(Exercise goal): Look through the data and write out every line with the word "arcmin" in it.

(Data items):
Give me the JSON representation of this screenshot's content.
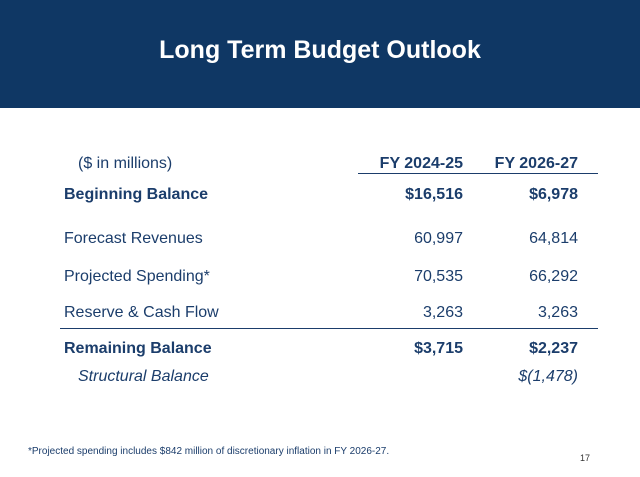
{
  "header": {
    "title": "Long Term Budget Outlook"
  },
  "table": {
    "units": "($ in millions)",
    "columns": [
      "FY 2024-25",
      "FY 2026-27"
    ],
    "rows": [
      {
        "label": "Beginning Balance",
        "values": [
          "$16,516",
          "$6,978"
        ]
      },
      {
        "label": "Forecast Revenues",
        "values": [
          "60,997",
          "64,814"
        ]
      },
      {
        "label": "Projected Spending*",
        "values": [
          "70,535",
          "66,292"
        ]
      },
      {
        "label": "Reserve & Cash Flow",
        "values": [
          "3,263",
          "3,263"
        ]
      },
      {
        "label": "Remaining Balance",
        "values": [
          "$3,715",
          "$2,237"
        ]
      },
      {
        "label": "Structural Balance",
        "values": [
          "",
          "$(1,478)"
        ]
      }
    ]
  },
  "footnote": "*Projected spending includes $842 million of discretionary inflation in FY 2026-27.",
  "page_number": "17"
}
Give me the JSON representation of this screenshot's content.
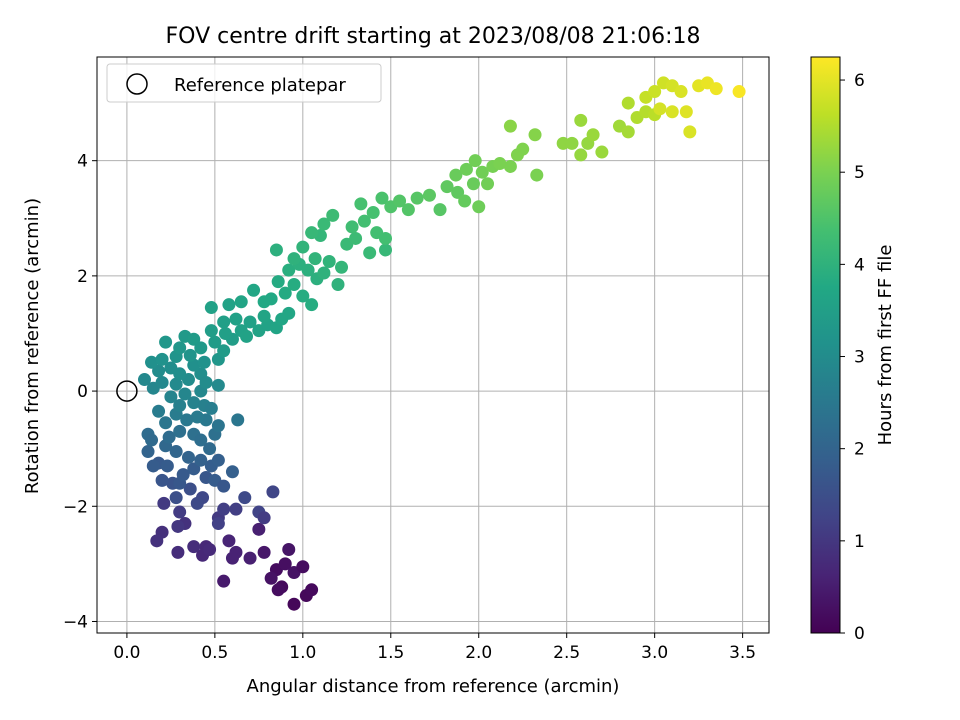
{
  "chart_data": {
    "type": "scatter",
    "title": "FOV centre drift starting at 2023/08/08 21:06:18",
    "xlabel": "Angular distance from reference (arcmin)",
    "ylabel": "Rotation from reference (arcmin)",
    "xlim": [
      -0.17,
      3.65
    ],
    "ylim": [
      -4.2,
      5.8
    ],
    "x_ticks": [
      0.0,
      0.5,
      1.0,
      1.5,
      2.0,
      2.5,
      3.0,
      3.5
    ],
    "x_tick_labels": [
      "0.0",
      "0.5",
      "1.0",
      "1.5",
      "2.0",
      "2.5",
      "3.0",
      "3.5"
    ],
    "y_ticks": [
      -4,
      -2,
      0,
      2,
      4
    ],
    "y_tick_labels": [
      "−4",
      "−2",
      "0",
      "2",
      "4"
    ],
    "grid": true,
    "legend": {
      "placement": "top-left",
      "entries": [
        "Reference platepar"
      ]
    },
    "reference_point": {
      "x": 0.0,
      "y": 0.0
    },
    "colorbar": {
      "label": "Hours from first FF file",
      "colormap": "viridis",
      "range": [
        0,
        6.25
      ],
      "ticks": [
        0,
        1,
        2,
        3,
        4,
        5,
        6
      ],
      "tick_labels": [
        "0",
        "1",
        "2",
        "3",
        "4",
        "5",
        "6"
      ]
    },
    "point_fields": [
      "x",
      "y",
      "hours"
    ],
    "points": [
      [
        0.85,
        -3.1,
        0.2
      ],
      [
        0.9,
        -3.0,
        0.25
      ],
      [
        0.95,
        -3.15,
        0.3
      ],
      [
        1.0,
        -3.05,
        0.2
      ],
      [
        0.92,
        -2.75,
        0.35
      ],
      [
        0.88,
        -3.4,
        0.15
      ],
      [
        0.95,
        -3.7,
        0.1
      ],
      [
        1.02,
        -3.55,
        0.12
      ],
      [
        1.05,
        -3.45,
        0.15
      ],
      [
        0.82,
        -3.25,
        0.3
      ],
      [
        0.86,
        -3.45,
        0.2
      ],
      [
        0.78,
        -2.8,
        0.4
      ],
      [
        0.75,
        -2.4,
        0.55
      ],
      [
        0.62,
        -2.8,
        0.6
      ],
      [
        0.55,
        -3.3,
        0.45
      ],
      [
        0.6,
        -2.9,
        0.6
      ],
      [
        0.58,
        -2.6,
        0.65
      ],
      [
        0.7,
        -2.9,
        0.55
      ],
      [
        0.45,
        -2.7,
        0.7
      ],
      [
        0.43,
        -2.85,
        0.7
      ],
      [
        0.38,
        -2.7,
        0.8
      ],
      [
        0.29,
        -2.8,
        0.8
      ],
      [
        0.33,
        -2.3,
        0.9
      ],
      [
        0.29,
        -2.35,
        1.0
      ],
      [
        0.2,
        -2.45,
        0.85
      ],
      [
        0.21,
        -1.95,
        1.05
      ],
      [
        0.17,
        -2.6,
        0.9
      ],
      [
        0.3,
        -2.1,
        1.1
      ],
      [
        0.47,
        -2.75,
        0.75
      ],
      [
        0.52,
        -2.2,
        1.05
      ],
      [
        0.55,
        -2.05,
        1.15
      ],
      [
        0.52,
        -2.3,
        1.2
      ],
      [
        0.62,
        -2.05,
        1.15
      ],
      [
        0.75,
        -2.1,
        1.25
      ],
      [
        0.78,
        -2.2,
        1.1
      ],
      [
        0.83,
        -1.75,
        1.3
      ],
      [
        0.67,
        -1.85,
        1.4
      ],
      [
        0.43,
        -1.85,
        1.35
      ],
      [
        0.4,
        -1.95,
        1.4
      ],
      [
        0.36,
        -1.7,
        1.5
      ],
      [
        0.28,
        -1.85,
        1.5
      ],
      [
        0.26,
        -1.6,
        1.6
      ],
      [
        0.2,
        -1.55,
        1.65
      ],
      [
        0.18,
        -1.25,
        1.75
      ],
      [
        0.15,
        -1.3,
        1.8
      ],
      [
        0.23,
        -1.3,
        1.8
      ],
      [
        0.3,
        -1.6,
        1.7
      ],
      [
        0.32,
        -1.45,
        1.75
      ],
      [
        0.38,
        -1.35,
        1.8
      ],
      [
        0.45,
        -1.5,
        1.7
      ],
      [
        0.48,
        -1.3,
        1.85
      ],
      [
        0.5,
        -1.55,
        1.8
      ],
      [
        0.52,
        -1.2,
        1.9
      ],
      [
        0.6,
        -1.4,
        1.9
      ],
      [
        0.55,
        -1.65,
        1.7
      ],
      [
        0.42,
        -1.2,
        1.95
      ],
      [
        0.35,
        -1.15,
        2.0
      ],
      [
        0.28,
        -1.05,
        2.05
      ],
      [
        0.22,
        -0.95,
        2.1
      ],
      [
        0.12,
        -1.05,
        2.0
      ],
      [
        0.12,
        -0.75,
        2.2
      ],
      [
        0.14,
        -0.85,
        2.15
      ],
      [
        0.24,
        -0.8,
        2.2
      ],
      [
        0.3,
        -0.7,
        2.3
      ],
      [
        0.38,
        -0.75,
        2.3
      ],
      [
        0.42,
        -0.85,
        2.25
      ],
      [
        0.47,
        -1.0,
        2.15
      ],
      [
        0.5,
        -0.75,
        2.3
      ],
      [
        0.52,
        -0.6,
        2.4
      ],
      [
        0.63,
        -0.5,
        2.45
      ],
      [
        0.45,
        -0.5,
        2.5
      ],
      [
        0.4,
        -0.45,
        2.55
      ],
      [
        0.34,
        -0.5,
        2.5
      ],
      [
        0.28,
        -0.4,
        2.6
      ],
      [
        0.18,
        -0.35,
        2.6
      ],
      [
        0.22,
        -0.55,
        2.45
      ],
      [
        0.3,
        -0.25,
        2.7
      ],
      [
        0.38,
        -0.2,
        2.75
      ],
      [
        0.44,
        -0.25,
        2.7
      ],
      [
        0.48,
        -0.3,
        2.65
      ],
      [
        0.25,
        -0.1,
        2.8
      ],
      [
        0.33,
        -0.05,
        2.85
      ],
      [
        0.42,
        0.0,
        2.9
      ],
      [
        0.52,
        0.1,
        2.95
      ],
      [
        0.15,
        0.05,
        2.85
      ],
      [
        0.2,
        0.15,
        2.9
      ],
      [
        0.28,
        0.12,
        2.95
      ],
      [
        0.35,
        0.2,
        3.0
      ],
      [
        0.42,
        0.3,
        3.05
      ],
      [
        0.1,
        0.2,
        2.9
      ],
      [
        0.18,
        0.35,
        3.0
      ],
      [
        0.25,
        0.4,
        3.05
      ],
      [
        0.3,
        0.3,
        3.05
      ],
      [
        0.38,
        0.45,
        3.1
      ],
      [
        0.45,
        0.15,
        3.0
      ],
      [
        0.14,
        0.5,
        3.1
      ],
      [
        0.2,
        0.55,
        3.15
      ],
      [
        0.28,
        0.6,
        3.2
      ],
      [
        0.36,
        0.62,
        3.2
      ],
      [
        0.44,
        0.5,
        3.15
      ],
      [
        0.52,
        0.55,
        3.25
      ],
      [
        0.22,
        0.85,
        3.3
      ],
      [
        0.3,
        0.75,
        3.3
      ],
      [
        0.33,
        0.95,
        3.35
      ],
      [
        0.38,
        0.9,
        3.4
      ],
      [
        0.42,
        0.75,
        3.35
      ],
      [
        0.5,
        0.85,
        3.4
      ],
      [
        0.55,
        0.7,
        3.4
      ],
      [
        0.6,
        0.9,
        3.45
      ],
      [
        0.48,
        1.05,
        3.45
      ],
      [
        0.56,
        1.0,
        3.5
      ],
      [
        0.65,
        1.05,
        3.55
      ],
      [
        0.7,
        1.2,
        3.55
      ],
      [
        0.75,
        1.05,
        3.6
      ],
      [
        0.8,
        1.15,
        3.6
      ],
      [
        0.55,
        1.2,
        3.5
      ],
      [
        0.48,
        1.45,
        3.55
      ],
      [
        0.62,
        1.25,
        3.55
      ],
      [
        0.68,
        0.95,
        3.6
      ],
      [
        0.78,
        1.3,
        3.65
      ],
      [
        0.85,
        1.1,
        3.65
      ],
      [
        0.88,
        1.25,
        3.7
      ],
      [
        0.92,
        1.35,
        3.7
      ],
      [
        0.58,
        1.5,
        3.6
      ],
      [
        0.65,
        1.55,
        3.65
      ],
      [
        0.72,
        1.75,
        3.7
      ],
      [
        0.78,
        1.55,
        3.75
      ],
      [
        0.82,
        1.6,
        3.75
      ],
      [
        0.86,
        1.9,
        3.8
      ],
      [
        0.9,
        1.7,
        3.8
      ],
      [
        0.95,
        1.85,
        3.85
      ],
      [
        1.0,
        1.65,
        3.85
      ],
      [
        1.05,
        1.5,
        3.85
      ],
      [
        0.92,
        2.1,
        3.9
      ],
      [
        0.98,
        2.2,
        3.95
      ],
      [
        1.03,
        2.1,
        3.95
      ],
      [
        1.08,
        1.95,
        3.95
      ],
      [
        1.12,
        2.05,
        4.0
      ],
      [
        0.85,
        2.45,
        3.95
      ],
      [
        0.95,
        2.3,
        4.0
      ],
      [
        1.0,
        2.5,
        4.05
      ],
      [
        1.07,
        2.3,
        4.05
      ],
      [
        1.1,
        2.7,
        4.1
      ],
      [
        1.15,
        2.25,
        4.05
      ],
      [
        1.2,
        1.85,
        4.0
      ],
      [
        1.22,
        2.15,
        4.1
      ],
      [
        1.05,
        2.75,
        4.15
      ],
      [
        1.12,
        2.9,
        4.2
      ],
      [
        1.17,
        3.05,
        4.25
      ],
      [
        1.25,
        2.55,
        4.2
      ],
      [
        1.3,
        2.65,
        4.25
      ],
      [
        1.38,
        2.4,
        4.2
      ],
      [
        1.47,
        2.45,
        4.15
      ],
      [
        1.28,
        2.85,
        4.3
      ],
      [
        1.35,
        2.95,
        4.35
      ],
      [
        1.33,
        3.25,
        4.4
      ],
      [
        1.4,
        3.1,
        4.4
      ],
      [
        1.45,
        3.35,
        4.45
      ],
      [
        1.5,
        3.2,
        4.5
      ],
      [
        1.42,
        2.75,
        4.35
      ],
      [
        1.47,
        2.65,
        4.35
      ],
      [
        1.55,
        3.3,
        4.55
      ],
      [
        1.6,
        3.15,
        4.55
      ],
      [
        1.65,
        3.35,
        4.6
      ],
      [
        1.72,
        3.4,
        4.65
      ],
      [
        1.78,
        3.15,
        4.6
      ],
      [
        1.82,
        3.55,
        4.7
      ],
      [
        1.88,
        3.45,
        4.7
      ],
      [
        1.92,
        3.3,
        4.75
      ],
      [
        1.97,
        3.6,
        4.8
      ],
      [
        1.87,
        3.75,
        4.8
      ],
      [
        1.93,
        3.85,
        4.85
      ],
      [
        1.98,
        4.0,
        4.9
      ],
      [
        2.02,
        3.8,
        4.9
      ],
      [
        2.05,
        3.6,
        4.9
      ],
      [
        2.0,
        3.2,
        4.85
      ],
      [
        2.08,
        3.9,
        4.95
      ],
      [
        2.12,
        3.95,
        5.0
      ],
      [
        2.18,
        3.9,
        5.0
      ],
      [
        2.22,
        4.1,
        5.05
      ],
      [
        2.25,
        4.2,
        5.05
      ],
      [
        2.32,
        4.45,
        5.1
      ],
      [
        2.33,
        3.75,
        5.0
      ],
      [
        2.18,
        4.6,
        5.15
      ],
      [
        2.48,
        4.3,
        5.2
      ],
      [
        2.53,
        4.3,
        5.2
      ],
      [
        2.58,
        4.1,
        5.25
      ],
      [
        2.62,
        4.3,
        5.25
      ],
      [
        2.58,
        4.7,
        5.3
      ],
      [
        2.65,
        4.45,
        5.3
      ],
      [
        2.7,
        4.15,
        5.3
      ],
      [
        2.8,
        4.6,
        5.35
      ],
      [
        2.85,
        4.5,
        5.4
      ],
      [
        2.85,
        5.0,
        5.5
      ],
      [
        2.9,
        4.75,
        5.5
      ],
      [
        2.95,
        4.85,
        5.55
      ],
      [
        3.0,
        4.8,
        5.6
      ],
      [
        2.95,
        5.1,
        5.7
      ],
      [
        3.0,
        5.2,
        5.75
      ],
      [
        3.05,
        5.35,
        5.8
      ],
      [
        3.1,
        5.3,
        5.85
      ],
      [
        3.15,
        5.2,
        5.9
      ],
      [
        3.2,
        4.5,
        5.9
      ],
      [
        3.25,
        5.3,
        6.0
      ],
      [
        3.3,
        5.35,
        6.05
      ],
      [
        3.35,
        5.25,
        6.1
      ],
      [
        3.48,
        5.2,
        6.2
      ],
      [
        3.1,
        4.85,
        5.9
      ],
      [
        3.18,
        4.85,
        5.95
      ],
      [
        3.03,
        4.9,
        5.85
      ]
    ]
  }
}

(Solution):
    "xlabel": "Angular distance from reference (arcmin)",
    "ylabel": "Rotation from reference (arcmin)",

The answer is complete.